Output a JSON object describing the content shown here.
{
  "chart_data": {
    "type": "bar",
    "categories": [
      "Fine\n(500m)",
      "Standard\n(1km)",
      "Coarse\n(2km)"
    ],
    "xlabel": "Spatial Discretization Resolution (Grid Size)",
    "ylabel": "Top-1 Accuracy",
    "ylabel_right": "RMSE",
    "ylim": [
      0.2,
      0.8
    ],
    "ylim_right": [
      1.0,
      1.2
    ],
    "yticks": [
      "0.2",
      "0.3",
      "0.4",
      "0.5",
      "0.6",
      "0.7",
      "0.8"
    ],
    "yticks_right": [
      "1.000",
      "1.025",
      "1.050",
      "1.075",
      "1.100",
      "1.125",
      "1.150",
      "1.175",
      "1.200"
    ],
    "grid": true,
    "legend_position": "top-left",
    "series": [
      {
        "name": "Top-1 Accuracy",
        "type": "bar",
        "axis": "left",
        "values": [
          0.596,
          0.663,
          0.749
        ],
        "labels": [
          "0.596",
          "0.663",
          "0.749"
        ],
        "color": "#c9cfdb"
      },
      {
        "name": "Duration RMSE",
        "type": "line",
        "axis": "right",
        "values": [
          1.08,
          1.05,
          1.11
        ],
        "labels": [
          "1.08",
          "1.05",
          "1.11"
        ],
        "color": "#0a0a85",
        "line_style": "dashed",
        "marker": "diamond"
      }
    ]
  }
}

| WHAT THE TASK ASKS |
Copy all lines of the listing above that contain the string "RMSE".

| REPLY |
    "ylabel_right": "RMSE",
        "name": "Duration RMSE",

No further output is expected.